EXERCISE DIRECTIONS: Take the records underneath and set them down exactly.

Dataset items
** Start **
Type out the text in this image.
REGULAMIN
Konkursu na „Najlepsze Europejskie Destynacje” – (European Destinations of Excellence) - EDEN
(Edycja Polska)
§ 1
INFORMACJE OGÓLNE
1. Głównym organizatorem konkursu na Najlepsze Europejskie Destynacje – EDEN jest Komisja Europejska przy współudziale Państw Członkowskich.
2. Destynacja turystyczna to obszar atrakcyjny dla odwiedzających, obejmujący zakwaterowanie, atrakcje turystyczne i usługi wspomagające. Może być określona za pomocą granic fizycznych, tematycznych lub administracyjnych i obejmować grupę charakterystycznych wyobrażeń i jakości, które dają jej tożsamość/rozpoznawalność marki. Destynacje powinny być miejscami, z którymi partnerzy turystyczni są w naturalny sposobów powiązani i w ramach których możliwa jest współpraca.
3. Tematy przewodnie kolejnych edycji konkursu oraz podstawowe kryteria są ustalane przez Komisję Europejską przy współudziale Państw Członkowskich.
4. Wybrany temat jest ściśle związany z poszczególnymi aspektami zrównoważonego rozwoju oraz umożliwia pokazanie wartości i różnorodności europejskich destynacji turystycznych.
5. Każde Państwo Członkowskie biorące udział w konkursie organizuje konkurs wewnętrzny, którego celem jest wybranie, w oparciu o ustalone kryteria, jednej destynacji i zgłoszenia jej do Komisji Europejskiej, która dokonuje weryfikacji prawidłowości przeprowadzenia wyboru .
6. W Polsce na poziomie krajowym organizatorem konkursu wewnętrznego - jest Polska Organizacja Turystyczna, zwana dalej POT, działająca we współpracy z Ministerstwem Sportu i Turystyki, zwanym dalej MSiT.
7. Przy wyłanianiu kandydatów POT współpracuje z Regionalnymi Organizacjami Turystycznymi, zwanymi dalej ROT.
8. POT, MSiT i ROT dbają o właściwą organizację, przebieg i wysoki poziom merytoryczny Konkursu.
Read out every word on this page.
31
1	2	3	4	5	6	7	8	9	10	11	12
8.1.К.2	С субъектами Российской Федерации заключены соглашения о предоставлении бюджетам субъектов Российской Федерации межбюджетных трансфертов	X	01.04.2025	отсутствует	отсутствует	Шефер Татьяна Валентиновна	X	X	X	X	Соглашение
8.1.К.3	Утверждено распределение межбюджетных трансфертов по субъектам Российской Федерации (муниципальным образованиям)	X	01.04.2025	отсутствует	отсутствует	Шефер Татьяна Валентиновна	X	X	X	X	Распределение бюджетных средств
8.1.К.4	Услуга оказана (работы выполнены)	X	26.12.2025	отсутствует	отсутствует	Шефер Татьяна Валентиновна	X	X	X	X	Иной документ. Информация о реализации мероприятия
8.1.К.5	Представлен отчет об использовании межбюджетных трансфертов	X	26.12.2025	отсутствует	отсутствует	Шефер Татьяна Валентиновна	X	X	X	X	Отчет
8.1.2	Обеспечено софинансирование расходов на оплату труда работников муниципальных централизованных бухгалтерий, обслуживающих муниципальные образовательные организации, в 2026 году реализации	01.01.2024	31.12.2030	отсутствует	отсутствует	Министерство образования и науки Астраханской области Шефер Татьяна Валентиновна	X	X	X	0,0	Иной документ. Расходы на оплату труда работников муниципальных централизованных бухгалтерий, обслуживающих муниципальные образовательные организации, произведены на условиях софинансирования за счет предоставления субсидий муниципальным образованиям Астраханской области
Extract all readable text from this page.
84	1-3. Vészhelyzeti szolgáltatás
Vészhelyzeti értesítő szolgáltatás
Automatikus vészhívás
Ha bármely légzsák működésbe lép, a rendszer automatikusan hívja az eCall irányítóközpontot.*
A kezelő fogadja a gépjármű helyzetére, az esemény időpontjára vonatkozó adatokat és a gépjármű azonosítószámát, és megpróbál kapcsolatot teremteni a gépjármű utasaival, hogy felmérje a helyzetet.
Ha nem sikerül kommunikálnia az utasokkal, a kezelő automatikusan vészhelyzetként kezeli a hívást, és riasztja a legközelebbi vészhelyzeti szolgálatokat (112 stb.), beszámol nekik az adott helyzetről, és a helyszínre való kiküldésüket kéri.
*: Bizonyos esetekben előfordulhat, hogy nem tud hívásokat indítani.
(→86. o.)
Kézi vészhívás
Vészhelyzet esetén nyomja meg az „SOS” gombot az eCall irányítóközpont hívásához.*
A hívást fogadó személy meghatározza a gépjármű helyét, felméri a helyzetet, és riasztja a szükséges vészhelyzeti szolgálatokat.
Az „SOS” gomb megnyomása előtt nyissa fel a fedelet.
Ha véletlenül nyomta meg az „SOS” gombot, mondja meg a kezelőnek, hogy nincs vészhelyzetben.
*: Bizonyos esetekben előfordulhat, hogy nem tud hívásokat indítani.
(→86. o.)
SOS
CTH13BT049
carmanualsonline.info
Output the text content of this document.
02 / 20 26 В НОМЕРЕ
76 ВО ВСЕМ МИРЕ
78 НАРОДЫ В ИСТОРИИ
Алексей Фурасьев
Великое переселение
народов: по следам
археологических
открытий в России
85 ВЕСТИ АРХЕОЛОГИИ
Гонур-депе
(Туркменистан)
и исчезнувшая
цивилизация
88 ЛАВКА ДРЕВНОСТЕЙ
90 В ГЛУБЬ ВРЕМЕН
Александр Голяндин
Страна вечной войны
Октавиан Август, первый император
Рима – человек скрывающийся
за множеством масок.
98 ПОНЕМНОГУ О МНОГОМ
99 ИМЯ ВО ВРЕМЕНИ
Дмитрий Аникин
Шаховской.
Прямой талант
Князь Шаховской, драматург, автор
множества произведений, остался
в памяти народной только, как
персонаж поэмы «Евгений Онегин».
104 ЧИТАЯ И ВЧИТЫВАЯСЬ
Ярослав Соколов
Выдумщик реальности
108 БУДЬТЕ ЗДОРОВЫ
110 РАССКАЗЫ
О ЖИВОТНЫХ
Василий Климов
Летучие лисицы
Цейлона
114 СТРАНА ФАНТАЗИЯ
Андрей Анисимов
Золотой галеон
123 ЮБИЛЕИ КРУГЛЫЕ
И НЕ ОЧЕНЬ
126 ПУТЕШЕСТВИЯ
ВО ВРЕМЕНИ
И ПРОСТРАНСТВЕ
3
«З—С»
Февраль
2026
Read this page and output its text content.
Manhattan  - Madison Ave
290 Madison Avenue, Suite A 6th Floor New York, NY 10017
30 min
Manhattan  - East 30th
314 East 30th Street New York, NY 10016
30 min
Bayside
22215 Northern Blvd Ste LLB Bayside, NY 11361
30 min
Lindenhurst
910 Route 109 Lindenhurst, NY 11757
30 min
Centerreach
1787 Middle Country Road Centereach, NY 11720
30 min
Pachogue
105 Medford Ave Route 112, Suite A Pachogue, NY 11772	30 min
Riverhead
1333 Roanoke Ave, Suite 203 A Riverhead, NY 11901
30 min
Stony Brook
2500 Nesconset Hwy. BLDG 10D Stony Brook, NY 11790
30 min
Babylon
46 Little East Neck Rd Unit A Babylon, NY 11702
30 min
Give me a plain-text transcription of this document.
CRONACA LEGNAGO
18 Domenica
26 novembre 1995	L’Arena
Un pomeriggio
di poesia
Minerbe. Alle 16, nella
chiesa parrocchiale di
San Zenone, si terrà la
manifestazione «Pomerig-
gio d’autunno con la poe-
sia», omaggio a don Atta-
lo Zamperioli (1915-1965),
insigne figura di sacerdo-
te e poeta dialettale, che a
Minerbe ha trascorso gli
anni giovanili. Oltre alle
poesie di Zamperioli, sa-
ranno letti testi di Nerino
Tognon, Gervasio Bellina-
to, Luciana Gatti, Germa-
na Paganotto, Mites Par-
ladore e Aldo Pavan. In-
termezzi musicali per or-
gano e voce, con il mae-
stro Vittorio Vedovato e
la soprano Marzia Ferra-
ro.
** End **
WORKED ANSWER:
Type out the text in this image.
REGULAMIN
Konkursu na „Najlepsze Europejskie Destynacje” – (European Destinations of Excellence) - EDEN
(Edycja Polska)
§ 1
INFORMACJE OGÓLNE
1. Głównym organizatorem konkursu na Najlepsze Europejskie Destynacje – EDEN jest Komisja Europejska przy współudziale Państw Członkowskich.
2. Destynacja turystyczna to obszar atrakcyjny dla odwiedzających, obejmujący zakwaterowanie, atrakcje turystyczne i usługi wspomagające. Może być określona za pomocą granic fizycznych, tematycznych lub administracyjnych i obejmować grupę charakterystycznych wyobrażeń i jakości, które dają jej tożsamość/rozpoznawalność marki. Destynacje powinny być miejscami, z którymi partnerzy turystyczni są w naturalny sposobów powiązani i w ramach których możliwa jest współpraca.
3. Tematy przewodnie kolejnych edycji konkursu oraz podstawowe kryteria są ustalane przez Komisję Europejską przy współudziale Państw Członkowskich.
4. Wybrany temat jest ściśle związany z poszczególnymi aspektami zrównoważonego rozwoju oraz umożliwia pokazanie wartości i różnorodności europejskich destynacji turystycznych.
5. Każde Państwo Członkowskie biorące udział w konkursie organizuje konkurs wewnętrzny, którego celem jest wybranie, w oparciu o ustalone kryteria, jednej destynacji i zgłoszenia jej do Komisji Europejskiej, która dokonuje weryfikacji prawidłowości przeprowadzenia wyboru .
6. W Polsce na poziomie krajowym organizatorem konkursu wewnętrznego - jest Polska Organizacja Turystyczna, zwana dalej POT, działająca we współpracy z Ministerstwem Sportu i Turystyki, zwanym dalej MSiT.
7. Przy wyłanianiu kandydatów POT współpracuje z Regionalnymi Organizacjami Turystycznymi, zwanymi dalej ROT.
8. POT, MSiT i ROT dbają o właściwą organizację, przebieg i wysoki poziom merytoryczny Konkursu.
Read out every word on this page.
31
1	2	3	4	5	6	7	8	9	10	11	12
8.1.К.2	С субъектами Российской Федерации заключены соглашения о предоставлении бюджетам субъектов Российской Федерации межбюджетных трансфертов	X	01.04.2025	отсутствует	отсутствует	Шефер Татьяна Валентиновна	X	X	X	X	Соглашение
8.1.К.3	Утверждено распределение межбюджетных трансфертов по субъектам Российской Федерации (муниципальным образованиям)	X	01.04.2025	отсутствует	отсутствует	Шефер Татьяна Валентиновна	X	X	X	X	Распределение бюджетных средств
8.1.К.4	Услуга оказана (работы выполнены)	X	26.12.2025	отсутствует	отсутствует	Шефер Татьяна Валентиновна	X	X	X	X	Иной документ. Информация о реализации мероприятия
8.1.К.5	Представлен отчет об использовании межбюджетных трансфертов	X	26.12.2025	отсутствует	отсутствует	Шефер Татьяна Валентиновна	X	X	X	X	Отчет
8.1.2	Обеспечено софинансирование расходов на оплату труда работников муниципальных централизованных бухгалтерий, обслуживающих муниципальные образовательные организации, в 2026 году реализации	01.01.2024	31.12.2030	отсутствует	отсутствует	Министерство образования и науки Астраханской области Шефер Татьяна Валентиновна	X	X	X	0,0	Иной документ. Расходы на оплату труда работников муниципальных централизованных бухгалтерий, обслуживающих муниципальные образовательные организации, произведены на условиях софинансирования за счет предоставления субсидий муниципальным образованиям Астраханской области
Extract all readable text from this page.
84	1-3. Vészhelyzeti szolgáltatás
Vészhelyzeti értesítő szolgáltatás
Automatikus vészhívás
Ha bármely légzsák működésbe lép, a rendszer automatikusan hívja az eCall irányítóközpontot.*
A kezelő fogadja a gépjármű helyzetére, az esemény időpontjára vonatkozó adatokat és a gépjármű azonosítószámát, és megpróbál kapcsolatot teremteni a gépjármű utasaival, hogy felmérje a helyzetet.
Ha nem sikerül kommunikálnia az utasokkal, a kezelő automatikusan vészhelyzetként kezeli a hívást, és riasztja a legközelebbi vészhelyzeti szolgálatokat (112 stb.), beszámol nekik az adott helyzetről, és a helyszínre való kiküldésüket kéri.
*: Bizonyos esetekben előfordulhat, hogy nem tud hívásokat indítani.
(→86. o.)
Kézi vészhívás
Vészhelyzet esetén nyomja meg az „SOS” gombot az eCall irányítóközpont hívásához.*
A hívást fogadó személy meghatározza a gépjármű helyét, felméri a helyzetet, és riasztja a szükséges vészhelyzeti szolgálatokat.
Az „SOS” gomb megnyomása előtt nyissa fel a fedelet.
Ha véletlenül nyomta meg az „SOS” gombot, mondja meg a kezelőnek, hogy nincs vészhelyzetben.
*: Bizonyos esetekben előfordulhat, hogy nem tud hívásokat indítani.
(→86. o.)
SOS
CTH13BT049
carmanualsonline.info
Output the text content of this document.
02 / 20 26 В НОМЕРЕ
76 ВО ВСЕМ МИРЕ
78 НАРОДЫ В ИСТОРИИ
Алексей Фурасьев
Великое переселение
народов: по следам
археологических
открытий в России
85 ВЕСТИ АРХЕОЛОГИИ
Гонур-депе
(Туркменистан)
и исчезнувшая
цивилизация
88 ЛАВКА ДРЕВНОСТЕЙ
90 В ГЛУБЬ ВРЕМЕН
Александр Голяндин
Страна вечной войны
Октавиан Август, первый император
Рима – человек скрывающийся
за множеством масок.
98 ПОНЕМНОГУ О МНОГОМ
99 ИМЯ ВО ВРЕМЕНИ
Дмитрий Аникин
Шаховской.
Прямой талант
Князь Шаховской, драматург, автор
множества произведений, остался
в памяти народной только, как
персонаж поэмы «Евгений Онегин».
104 ЧИТАЯ И ВЧИТЫВАЯСЬ
Ярослав Соколов
Выдумщик реальности
108 БУДЬТЕ ЗДОРОВЫ
110 РАССКАЗЫ
О ЖИВОТНЫХ
Василий Климов
Летучие лисицы
Цейлона
114 СТРАНА ФАНТАЗИЯ
Андрей Анисимов
Золотой галеон
123 ЮБИЛЕИ КРУГЛЫЕ
И НЕ ОЧЕНЬ
126 ПУТЕШЕСТВИЯ
ВО ВРЕМЕНИ
И ПРОСТРАНСТВЕ
3
«З—С»
Февраль
2026
Read this page and output its text content.
Manhattan  - Madison Ave
290 Madison Avenue, Suite A 6th Floor New York, NY 10017
30 min
Manhattan  - East 30th
314 East 30th Street New York, NY 10016
30 min
Bayside
22215 Northern Blvd Ste LLB Bayside, NY 11361
30 min
Lindenhurst
910 Route 109 Lindenhurst, NY 11757
30 min
Centerreach
1787 Middle Country Road Centereach, NY 11720
30 min
Pachogue
105 Medford Ave Route 112, Suite A Pachogue, NY 11772	30 min
Riverhead
1333 Roanoke Ave, Suite 203 A Riverhead, NY 11901
30 min
Stony Brook
2500 Nesconset Hwy. BLDG 10D Stony Brook, NY 11790
30 min
Babylon
46 Little East Neck Rd Unit A Babylon, NY 11702
30 min
Give me a plain-text transcription of this document.
CRONACA LEGNAGO
18 Domenica
26 novembre 1995	L’Arena
Un pomeriggio
di poesia
Minerbe. Alle 16, nella
chiesa parrocchiale di
San Zenone, si terrà la
manifestazione «Pomerig-
gio d’autunno con la poe-
sia», omaggio a don Atta-
lo Zamperioli (1915-1965),
insigne figura di sacerdo-
te e poeta dialettale, che a
Minerbe ha trascorso gli
anni giovanili. Oltre alle
poesie di Zamperioli, sa-
ranno letti testi di Nerino
Tognon, Gervasio Bellina-
to, Luciana Gatti, Germa-
na Paganotto, Mites Par-
ladore e Aldo Pavan. In-
termezzi musicali per or-
gano e voce, con il mae-
stro Vittorio Vedovato e
la soprano Marzia Ferra-
ro.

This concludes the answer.